Reproduce the material in full, exactly as written.

---------- ENTRIES SHOWN

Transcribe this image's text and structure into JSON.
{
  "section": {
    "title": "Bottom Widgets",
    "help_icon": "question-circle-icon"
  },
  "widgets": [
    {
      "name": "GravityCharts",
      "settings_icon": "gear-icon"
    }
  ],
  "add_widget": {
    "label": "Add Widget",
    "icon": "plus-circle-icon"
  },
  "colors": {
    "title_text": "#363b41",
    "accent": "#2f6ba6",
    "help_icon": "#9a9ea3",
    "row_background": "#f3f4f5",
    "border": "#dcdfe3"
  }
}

--------------------

FINISHED ANSWER
Transcribe this image's text and structure into JSON.
{
  "section": {
    "title": "Bottom Widgets",
    "help_icon": "question-circle-icon"
  },
  "widgets": [
    {
      "name": "GravityCharts",
      "settings_icon": "gear-icon"
    }
  ],
  "add_widget": {
    "label": "Add Widget",
    "icon": "plus-circle-icon"
  },
  "colors": {
    "title_text": "#363b41",
    "accent": "#2f6ba6",
    "help_icon": "#9a9ea3",
    "row_background": "#f3f4f5",
    "border": "#dcdfe3"
  }
}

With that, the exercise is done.